### Exercise description
What follows is a block of records; restate each one word for word.

[Figure record extracts]
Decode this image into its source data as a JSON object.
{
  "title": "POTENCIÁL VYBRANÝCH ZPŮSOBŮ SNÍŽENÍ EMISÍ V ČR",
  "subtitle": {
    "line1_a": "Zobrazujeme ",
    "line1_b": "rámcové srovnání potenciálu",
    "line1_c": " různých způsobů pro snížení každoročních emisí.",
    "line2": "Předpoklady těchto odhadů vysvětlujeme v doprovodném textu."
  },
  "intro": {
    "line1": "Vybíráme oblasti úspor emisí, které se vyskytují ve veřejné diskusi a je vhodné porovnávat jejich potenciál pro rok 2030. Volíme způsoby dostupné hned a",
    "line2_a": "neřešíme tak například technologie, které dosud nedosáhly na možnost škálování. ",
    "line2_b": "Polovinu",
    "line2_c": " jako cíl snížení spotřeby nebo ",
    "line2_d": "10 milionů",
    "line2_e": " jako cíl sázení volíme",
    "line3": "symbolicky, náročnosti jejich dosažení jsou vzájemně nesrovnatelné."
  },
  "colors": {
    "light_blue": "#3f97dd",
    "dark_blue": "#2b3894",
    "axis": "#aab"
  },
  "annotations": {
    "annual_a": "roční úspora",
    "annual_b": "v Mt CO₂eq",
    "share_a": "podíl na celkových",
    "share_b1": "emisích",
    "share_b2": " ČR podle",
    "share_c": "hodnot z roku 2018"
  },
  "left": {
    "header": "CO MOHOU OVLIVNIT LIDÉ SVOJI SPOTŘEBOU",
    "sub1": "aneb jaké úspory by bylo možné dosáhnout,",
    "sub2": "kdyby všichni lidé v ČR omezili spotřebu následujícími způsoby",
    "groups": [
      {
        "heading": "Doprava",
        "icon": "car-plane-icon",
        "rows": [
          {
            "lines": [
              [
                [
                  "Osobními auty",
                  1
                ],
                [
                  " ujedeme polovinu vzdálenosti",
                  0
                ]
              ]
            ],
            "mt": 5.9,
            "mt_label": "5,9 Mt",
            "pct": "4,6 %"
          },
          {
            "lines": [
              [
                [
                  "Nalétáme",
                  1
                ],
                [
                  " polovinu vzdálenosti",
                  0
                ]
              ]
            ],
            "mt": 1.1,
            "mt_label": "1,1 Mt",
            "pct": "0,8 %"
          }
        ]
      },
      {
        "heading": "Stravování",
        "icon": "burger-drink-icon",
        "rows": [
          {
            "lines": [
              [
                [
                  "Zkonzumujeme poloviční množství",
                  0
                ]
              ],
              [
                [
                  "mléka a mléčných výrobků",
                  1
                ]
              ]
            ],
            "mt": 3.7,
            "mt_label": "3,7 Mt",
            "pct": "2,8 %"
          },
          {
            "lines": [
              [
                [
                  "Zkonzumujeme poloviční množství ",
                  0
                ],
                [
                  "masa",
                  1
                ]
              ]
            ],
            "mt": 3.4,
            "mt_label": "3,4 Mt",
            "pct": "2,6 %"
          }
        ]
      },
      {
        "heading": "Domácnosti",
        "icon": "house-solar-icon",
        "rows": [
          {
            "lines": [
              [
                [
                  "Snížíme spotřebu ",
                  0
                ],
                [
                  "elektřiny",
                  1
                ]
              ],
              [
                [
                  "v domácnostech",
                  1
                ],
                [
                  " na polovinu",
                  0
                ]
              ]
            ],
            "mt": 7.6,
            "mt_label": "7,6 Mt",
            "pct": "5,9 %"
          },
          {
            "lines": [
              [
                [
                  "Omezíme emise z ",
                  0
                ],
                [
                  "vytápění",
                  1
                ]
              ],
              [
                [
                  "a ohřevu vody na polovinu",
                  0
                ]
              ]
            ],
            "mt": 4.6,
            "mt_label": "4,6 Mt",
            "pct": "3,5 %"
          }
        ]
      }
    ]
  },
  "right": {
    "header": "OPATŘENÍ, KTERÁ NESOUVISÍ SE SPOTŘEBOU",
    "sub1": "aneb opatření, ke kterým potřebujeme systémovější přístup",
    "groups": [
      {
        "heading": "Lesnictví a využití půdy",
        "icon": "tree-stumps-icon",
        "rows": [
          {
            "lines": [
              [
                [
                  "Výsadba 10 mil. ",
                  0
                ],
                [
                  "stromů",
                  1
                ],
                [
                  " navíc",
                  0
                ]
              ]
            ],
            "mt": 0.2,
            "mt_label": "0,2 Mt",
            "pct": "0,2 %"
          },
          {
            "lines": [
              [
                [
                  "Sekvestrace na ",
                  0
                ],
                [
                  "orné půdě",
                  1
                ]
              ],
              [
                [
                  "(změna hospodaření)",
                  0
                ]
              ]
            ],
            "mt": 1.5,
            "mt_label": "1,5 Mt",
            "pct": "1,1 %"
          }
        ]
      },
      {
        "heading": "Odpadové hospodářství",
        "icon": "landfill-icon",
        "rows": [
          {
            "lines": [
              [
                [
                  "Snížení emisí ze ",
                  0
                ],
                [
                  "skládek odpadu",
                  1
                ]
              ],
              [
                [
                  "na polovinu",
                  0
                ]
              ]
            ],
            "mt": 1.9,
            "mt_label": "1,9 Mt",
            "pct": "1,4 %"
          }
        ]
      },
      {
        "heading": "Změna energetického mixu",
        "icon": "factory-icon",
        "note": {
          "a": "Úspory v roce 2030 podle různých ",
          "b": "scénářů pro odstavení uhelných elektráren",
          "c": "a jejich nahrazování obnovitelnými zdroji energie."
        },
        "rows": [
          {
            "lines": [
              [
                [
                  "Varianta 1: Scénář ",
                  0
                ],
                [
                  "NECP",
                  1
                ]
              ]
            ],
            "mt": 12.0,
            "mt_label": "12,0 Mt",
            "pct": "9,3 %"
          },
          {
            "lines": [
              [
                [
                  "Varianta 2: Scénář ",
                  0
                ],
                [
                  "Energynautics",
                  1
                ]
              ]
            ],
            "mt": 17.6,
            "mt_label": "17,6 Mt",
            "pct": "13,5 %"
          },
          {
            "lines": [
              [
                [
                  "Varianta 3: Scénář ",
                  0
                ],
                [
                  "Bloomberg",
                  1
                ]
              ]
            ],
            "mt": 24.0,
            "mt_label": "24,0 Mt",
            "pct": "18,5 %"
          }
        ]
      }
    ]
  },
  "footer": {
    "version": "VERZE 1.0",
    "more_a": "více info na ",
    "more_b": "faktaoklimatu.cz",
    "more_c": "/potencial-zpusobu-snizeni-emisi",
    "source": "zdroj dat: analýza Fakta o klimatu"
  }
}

### Solved problem
Decode this image into its source data as a JSON object.
{
  "title": "POTENCIÁL VYBRANÝCH ZPŮSOBŮ SNÍŽENÍ EMISÍ V ČR",
  "subtitle": {
    "line1_a": "Zobrazujeme ",
    "line1_b": "rámcové srovnání potenciálu",
    "line1_c": " různých způsobů pro snížení každoročních emisí.",
    "line2": "Předpoklady těchto odhadů vysvětlujeme v doprovodném textu."
  },
  "intro": {
    "line1": "Vybíráme oblasti úspor emisí, které se vyskytují ve veřejné diskusi a je vhodné porovnávat jejich potenciál pro rok 2030. Volíme způsoby dostupné hned a",
    "line2_a": "neřešíme tak například technologie, které dosud nedosáhly na možnost škálování. ",
    "line2_b": "Polovinu",
    "line2_c": " jako cíl snížení spotřeby nebo ",
    "line2_d": "10 milionů",
    "line2_e": " jako cíl sázení volíme",
    "line3": "symbolicky, náročnosti jejich dosažení jsou vzájemně nesrovnatelné."
  },
  "colors": {
    "light_blue": "#3f97dd",
    "dark_blue": "#2b3894",
    "axis": "#aab"
  },
  "annotations": {
    "annual_a": "roční úspora",
    "annual_b": "v Mt CO₂eq",
    "share_a": "podíl na celkových",
    "share_b1": "emisích",
    "share_b2": " ČR podle",
    "share_c": "hodnot z roku 2018"
  },
  "left": {
    "header": "CO MOHOU OVLIVNIT LIDÉ SVOJI SPOTŘEBOU",
    "sub1": "aneb jaké úspory by bylo možné dosáhnout,",
    "sub2": "kdyby všichni lidé v ČR omezili spotřebu následujícími způsoby",
    "groups": [
      {
        "heading": "Doprava",
        "icon": "car-plane-icon",
        "rows": [
          {
            "lines": [
              [
                [
                  "Osobními auty",
                  1
                ],
                [
                  " ujedeme polovinu vzdálenosti",
                  0
                ]
              ]
            ],
            "mt": 5.9,
            "mt_label": "5,9 Mt",
            "pct": "4,6 %"
          },
          {
            "lines": [
              [
                [
                  "Nalétáme",
                  1
                ],
                [
                  " polovinu vzdálenosti",
                  0
                ]
              ]
            ],
            "mt": 1.1,
            "mt_label": "1,1 Mt",
            "pct": "0,8 %"
          }
        ]
      },
      {
        "heading": "Stravování",
        "icon": "burger-drink-icon",
        "rows": [
          {
            "lines": [
              [
                [
                  "Zkonzumujeme poloviční množství",
                  0
                ]
              ],
              [
                [
                  "mléka a mléčných výrobků",
                  1
                ]
              ]
            ],
            "mt": 3.7,
            "mt_label": "3,7 Mt",
            "pct": "2,8 %"
          },
          {
            "lines": [
              [
                [
                  "Zkonzumujeme poloviční množství ",
                  0
                ],
                [
                  "masa",
                  1
                ]
              ]
            ],
            "mt": 3.4,
            "mt_label": "3,4 Mt",
            "pct": "2,6 %"
          }
        ]
      },
      {
        "heading": "Domácnosti",
        "icon": "house-solar-icon",
        "rows": [
          {
            "lines": [
              [
                [
                  "Snížíme spotřebu ",
                  0
                ],
                [
                  "elektřiny",
                  1
                ]
              ],
              [
                [
                  "v domácnostech",
                  1
                ],
                [
                  " na polovinu",
                  0
                ]
              ]
            ],
            "mt": 7.6,
            "mt_label": "7,6 Mt",
            "pct": "5,9 %"
          },
          {
            "lines": [
              [
                [
                  "Omezíme emise z ",
                  0
                ],
                [
                  "vytápění",
                  1
                ]
              ],
              [
                [
                  "a ohřevu vody na polovinu",
                  0
                ]
              ]
            ],
            "mt": 4.6,
            "mt_label": "4,6 Mt",
            "pct": "3,5 %"
          }
        ]
      }
    ]
  },
  "right": {
    "header": "OPATŘENÍ, KTERÁ NESOUVISÍ SE SPOTŘEBOU",
    "sub1": "aneb opatření, ke kterým potřebujeme systémovější přístup",
    "groups": [
      {
        "heading": "Lesnictví a využití půdy",
        "icon": "tree-stumps-icon",
        "rows": [
          {
            "lines": [
              [
                [
                  "Výsadba 10 mil. ",
                  0
                ],
                [
                  "stromů",
                  1
                ],
                [
                  " navíc",
                  0
                ]
              ]
            ],
            "mt": 0.2,
            "mt_label": "0,2 Mt",
            "pct": "0,2 %"
          },
          {
            "lines": [
              [
                [
                  "Sekvestrace na ",
                  0
                ],
                [
                  "orné půdě",
                  1
                ]
              ],
              [
                [
                  "(změna hospodaření)",
                  0
                ]
              ]
            ],
            "mt": 1.5,
            "mt_label": "1,5 Mt",
            "pct": "1,1 %"
          }
        ]
      },
      {
        "heading": "Odpadové hospodářství",
        "icon": "landfill-icon",
        "rows": [
          {
            "lines": [
              [
                [
                  "Snížení emisí ze ",
                  0
                ],
                [
                  "skládek odpadu",
                  1
                ]
              ],
              [
                [
                  "na polovinu",
                  0
                ]
              ]
            ],
            "mt": 1.9,
            "mt_label": "1,9 Mt",
            "pct": "1,4 %"
          }
        ]
      },
      {
        "heading": "Změna energetického mixu",
        "icon": "factory-icon",
        "note": {
          "a": "Úspory v roce 2030 podle různých ",
          "b": "scénářů pro odstavení uhelných elektráren",
          "c": "a jejich nahrazování obnovitelnými zdroji energie."
        },
        "rows": [
          {
            "lines": [
              [
                [
                  "Varianta 1: Scénář ",
                  0
                ],
                [
                  "NECP",
                  1
                ]
              ]
            ],
            "mt": 12.0,
            "mt_label": "12,0 Mt",
            "pct": "9,3 %"
          },
          {
            "lines": [
              [
                [
                  "Varianta 2: Scénář ",
                  0
                ],
                [
                  "Energynautics",
                  1
                ]
              ]
            ],
            "mt": 17.6,
            "mt_label": "17,6 Mt",
            "pct": "13,5 %"
          },
          {
            "lines": [
              [
                [
                  "Varianta 3: Scénář ",
                  0
                ],
                [
                  "Bloomberg",
                  1
                ]
              ]
            ],
            "mt": 24.0,
            "mt_label": "24,0 Mt",
            "pct": "18,5 %"
          }
        ]
      }
    ]
  },
  "footer": {
    "version": "VERZE 1.0",
    "more_a": "více info na ",
    "more_b": "faktaoklimatu.cz",
    "more_c": "/potencial-zpusobu-snizeni-emisi",
    "source": "zdroj dat: analýza Fakta o klimatu"
  }
}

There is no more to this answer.